**Entries taken from a collection**
## begin

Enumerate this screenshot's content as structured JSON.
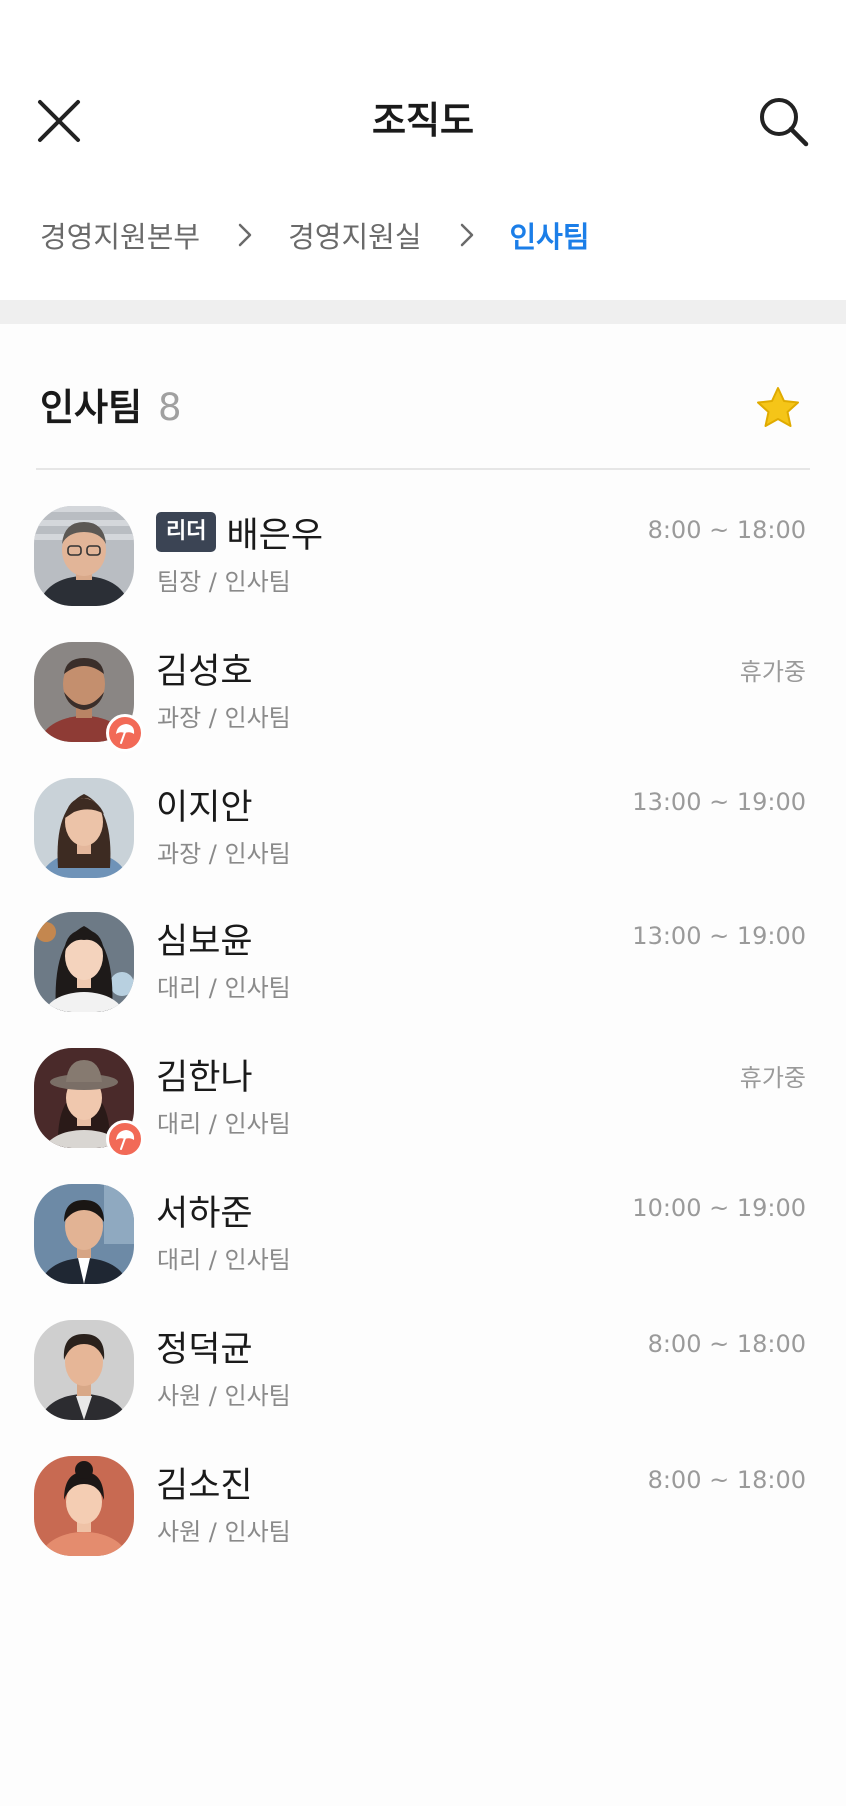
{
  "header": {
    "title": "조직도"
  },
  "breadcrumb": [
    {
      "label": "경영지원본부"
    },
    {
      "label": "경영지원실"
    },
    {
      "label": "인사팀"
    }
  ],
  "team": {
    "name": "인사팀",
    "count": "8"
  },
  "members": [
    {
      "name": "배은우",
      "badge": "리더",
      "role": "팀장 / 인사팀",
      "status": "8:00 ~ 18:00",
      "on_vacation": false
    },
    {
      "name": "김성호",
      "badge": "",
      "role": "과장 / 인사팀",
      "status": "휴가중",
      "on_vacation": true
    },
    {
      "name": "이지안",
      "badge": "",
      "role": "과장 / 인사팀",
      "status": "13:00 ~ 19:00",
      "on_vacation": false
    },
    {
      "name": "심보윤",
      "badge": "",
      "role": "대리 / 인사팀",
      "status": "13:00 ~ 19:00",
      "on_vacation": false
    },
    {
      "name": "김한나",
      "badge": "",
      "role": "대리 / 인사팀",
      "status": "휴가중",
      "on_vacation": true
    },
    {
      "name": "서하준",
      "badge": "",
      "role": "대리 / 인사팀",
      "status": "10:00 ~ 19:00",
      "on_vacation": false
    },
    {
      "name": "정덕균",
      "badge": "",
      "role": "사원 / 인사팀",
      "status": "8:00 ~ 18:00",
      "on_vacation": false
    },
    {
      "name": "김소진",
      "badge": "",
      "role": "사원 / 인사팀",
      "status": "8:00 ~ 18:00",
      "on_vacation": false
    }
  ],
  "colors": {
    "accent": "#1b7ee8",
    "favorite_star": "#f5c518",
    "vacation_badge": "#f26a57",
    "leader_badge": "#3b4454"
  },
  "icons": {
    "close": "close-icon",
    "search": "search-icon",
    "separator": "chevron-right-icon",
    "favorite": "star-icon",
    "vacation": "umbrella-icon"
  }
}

## end

**WHAT YOU ARE ASKED TO DO**
The data above needs to be retyped exactly, with the images left out.

**CORRECT ANSWER**
Enumerate this screenshot's content as structured JSON.
{
  "header": {
    "title": "조직도"
  },
  "breadcrumb": [
    {
      "label": "경영지원본부"
    },
    {
      "label": "경영지원실"
    },
    {
      "label": "인사팀"
    }
  ],
  "team": {
    "name": "인사팀",
    "count": "8"
  },
  "members": [
    {
      "name": "배은우",
      "badge": "리더",
      "role": "팀장 / 인사팀",
      "status": "8:00 ~ 18:00",
      "on_vacation": false
    },
    {
      "name": "김성호",
      "badge": "",
      "role": "과장 / 인사팀",
      "status": "휴가중",
      "on_vacation": true
    },
    {
      "name": "이지안",
      "badge": "",
      "role": "과장 / 인사팀",
      "status": "13:00 ~ 19:00",
      "on_vacation": false
    },
    {
      "name": "심보윤",
      "badge": "",
      "role": "대리 / 인사팀",
      "status": "13:00 ~ 19:00",
      "on_vacation": false
    },
    {
      "name": "김한나",
      "badge": "",
      "role": "대리 / 인사팀",
      "status": "휴가중",
      "on_vacation": true
    },
    {
      "name": "서하준",
      "badge": "",
      "role": "대리 / 인사팀",
      "status": "10:00 ~ 19:00",
      "on_vacation": false
    },
    {
      "name": "정덕균",
      "badge": "",
      "role": "사원 / 인사팀",
      "status": "8:00 ~ 18:00",
      "on_vacation": false
    },
    {
      "name": "김소진",
      "badge": "",
      "role": "사원 / 인사팀",
      "status": "8:00 ~ 18:00",
      "on_vacation": false
    }
  ],
  "colors": {
    "accent": "#1b7ee8",
    "favorite_star": "#f5c518",
    "vacation_badge": "#f26a57",
    "leader_badge": "#3b4454"
  },
  "icons": {
    "close": "close-icon",
    "search": "search-icon",
    "separator": "chevron-right-icon",
    "favorite": "star-icon",
    "vacation": "umbrella-icon"
  }
}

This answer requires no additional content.